Short problem:
What is the number of lines in these entries that contain "page"? State it alone.
───── Supplied data ─────
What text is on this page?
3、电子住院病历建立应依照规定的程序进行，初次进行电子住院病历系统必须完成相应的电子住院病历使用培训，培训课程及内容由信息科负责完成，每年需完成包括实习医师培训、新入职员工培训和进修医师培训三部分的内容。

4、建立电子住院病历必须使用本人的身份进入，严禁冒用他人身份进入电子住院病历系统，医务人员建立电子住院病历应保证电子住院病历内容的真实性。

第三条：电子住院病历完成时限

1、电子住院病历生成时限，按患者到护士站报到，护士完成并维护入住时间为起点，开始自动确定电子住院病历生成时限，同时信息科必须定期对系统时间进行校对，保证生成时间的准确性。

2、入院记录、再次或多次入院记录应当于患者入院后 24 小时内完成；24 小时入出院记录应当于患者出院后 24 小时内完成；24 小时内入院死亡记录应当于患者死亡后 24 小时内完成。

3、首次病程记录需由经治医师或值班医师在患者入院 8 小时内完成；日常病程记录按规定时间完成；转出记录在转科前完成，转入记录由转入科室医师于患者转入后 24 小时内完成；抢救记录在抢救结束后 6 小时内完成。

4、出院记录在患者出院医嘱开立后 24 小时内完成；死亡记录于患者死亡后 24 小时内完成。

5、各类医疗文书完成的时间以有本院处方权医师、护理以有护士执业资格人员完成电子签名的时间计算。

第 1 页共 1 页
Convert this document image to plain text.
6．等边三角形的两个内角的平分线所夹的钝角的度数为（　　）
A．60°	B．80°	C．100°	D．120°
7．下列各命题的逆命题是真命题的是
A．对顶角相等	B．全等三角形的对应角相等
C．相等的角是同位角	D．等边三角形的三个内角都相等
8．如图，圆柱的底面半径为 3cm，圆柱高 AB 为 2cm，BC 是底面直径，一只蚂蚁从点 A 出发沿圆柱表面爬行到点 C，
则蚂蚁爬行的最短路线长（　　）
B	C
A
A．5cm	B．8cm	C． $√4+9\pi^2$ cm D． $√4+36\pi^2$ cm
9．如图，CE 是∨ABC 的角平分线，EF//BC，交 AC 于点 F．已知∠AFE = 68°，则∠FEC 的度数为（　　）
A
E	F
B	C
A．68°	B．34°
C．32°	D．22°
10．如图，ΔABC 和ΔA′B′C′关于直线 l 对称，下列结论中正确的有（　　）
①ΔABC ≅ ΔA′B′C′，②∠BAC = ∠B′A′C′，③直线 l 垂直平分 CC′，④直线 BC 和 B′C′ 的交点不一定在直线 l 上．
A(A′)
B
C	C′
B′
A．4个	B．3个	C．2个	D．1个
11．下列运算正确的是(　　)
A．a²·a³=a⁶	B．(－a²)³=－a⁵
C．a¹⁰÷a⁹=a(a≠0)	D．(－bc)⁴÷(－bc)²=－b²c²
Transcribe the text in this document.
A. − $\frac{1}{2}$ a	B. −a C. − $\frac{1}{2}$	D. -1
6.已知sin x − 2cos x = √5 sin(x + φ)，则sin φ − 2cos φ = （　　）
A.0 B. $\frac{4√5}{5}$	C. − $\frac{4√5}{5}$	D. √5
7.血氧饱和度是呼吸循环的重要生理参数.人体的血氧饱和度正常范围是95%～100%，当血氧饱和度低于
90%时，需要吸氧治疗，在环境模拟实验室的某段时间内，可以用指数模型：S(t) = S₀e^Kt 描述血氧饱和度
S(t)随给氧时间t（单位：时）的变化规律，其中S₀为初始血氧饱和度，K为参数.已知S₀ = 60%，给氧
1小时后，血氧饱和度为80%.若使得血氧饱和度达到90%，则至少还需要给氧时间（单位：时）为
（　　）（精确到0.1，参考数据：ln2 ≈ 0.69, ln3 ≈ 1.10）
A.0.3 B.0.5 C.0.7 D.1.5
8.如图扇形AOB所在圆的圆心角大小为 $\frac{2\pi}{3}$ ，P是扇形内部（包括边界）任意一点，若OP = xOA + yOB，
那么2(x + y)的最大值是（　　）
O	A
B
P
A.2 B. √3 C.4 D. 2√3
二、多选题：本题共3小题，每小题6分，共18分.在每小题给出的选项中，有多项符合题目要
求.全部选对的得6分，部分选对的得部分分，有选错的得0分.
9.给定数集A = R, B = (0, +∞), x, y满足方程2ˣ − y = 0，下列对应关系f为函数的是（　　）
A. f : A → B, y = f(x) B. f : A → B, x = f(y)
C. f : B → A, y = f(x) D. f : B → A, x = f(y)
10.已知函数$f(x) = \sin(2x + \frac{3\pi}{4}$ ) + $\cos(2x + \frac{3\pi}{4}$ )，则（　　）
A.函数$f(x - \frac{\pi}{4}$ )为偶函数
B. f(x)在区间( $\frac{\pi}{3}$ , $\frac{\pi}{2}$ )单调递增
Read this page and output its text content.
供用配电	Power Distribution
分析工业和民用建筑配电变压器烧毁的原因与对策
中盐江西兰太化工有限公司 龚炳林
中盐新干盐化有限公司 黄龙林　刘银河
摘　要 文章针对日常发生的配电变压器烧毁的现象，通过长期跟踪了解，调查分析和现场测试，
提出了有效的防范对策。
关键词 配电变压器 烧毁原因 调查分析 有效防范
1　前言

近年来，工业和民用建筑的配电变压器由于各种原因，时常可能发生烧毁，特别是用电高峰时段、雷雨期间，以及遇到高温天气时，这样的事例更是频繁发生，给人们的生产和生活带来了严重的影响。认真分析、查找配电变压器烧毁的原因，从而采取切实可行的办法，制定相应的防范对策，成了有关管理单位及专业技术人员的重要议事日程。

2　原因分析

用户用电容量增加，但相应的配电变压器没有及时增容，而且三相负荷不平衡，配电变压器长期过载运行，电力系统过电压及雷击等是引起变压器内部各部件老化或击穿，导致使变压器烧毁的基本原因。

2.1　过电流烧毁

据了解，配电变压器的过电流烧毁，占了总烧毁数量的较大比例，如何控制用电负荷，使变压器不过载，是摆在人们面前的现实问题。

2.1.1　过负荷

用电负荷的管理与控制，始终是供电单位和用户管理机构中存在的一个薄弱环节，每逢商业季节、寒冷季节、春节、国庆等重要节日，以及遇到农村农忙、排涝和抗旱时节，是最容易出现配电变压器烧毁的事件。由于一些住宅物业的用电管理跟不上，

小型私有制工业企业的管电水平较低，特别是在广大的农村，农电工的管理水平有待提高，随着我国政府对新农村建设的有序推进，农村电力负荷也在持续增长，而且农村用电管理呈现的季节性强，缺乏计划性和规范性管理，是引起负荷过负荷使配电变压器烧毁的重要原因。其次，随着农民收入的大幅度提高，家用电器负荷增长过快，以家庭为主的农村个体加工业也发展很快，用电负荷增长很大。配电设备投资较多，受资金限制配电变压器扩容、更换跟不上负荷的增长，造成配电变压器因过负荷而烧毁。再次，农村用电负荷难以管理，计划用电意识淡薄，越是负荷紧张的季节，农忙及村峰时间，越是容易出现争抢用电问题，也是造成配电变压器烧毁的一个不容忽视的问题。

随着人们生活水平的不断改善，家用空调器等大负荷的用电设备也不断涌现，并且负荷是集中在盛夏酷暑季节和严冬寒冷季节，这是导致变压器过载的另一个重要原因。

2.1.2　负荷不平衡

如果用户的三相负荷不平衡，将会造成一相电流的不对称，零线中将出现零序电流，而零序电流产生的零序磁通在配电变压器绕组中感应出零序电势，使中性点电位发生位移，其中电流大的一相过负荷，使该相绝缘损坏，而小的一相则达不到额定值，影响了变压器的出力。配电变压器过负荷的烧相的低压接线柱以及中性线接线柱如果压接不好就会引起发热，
─────
Solution to this exercise:
2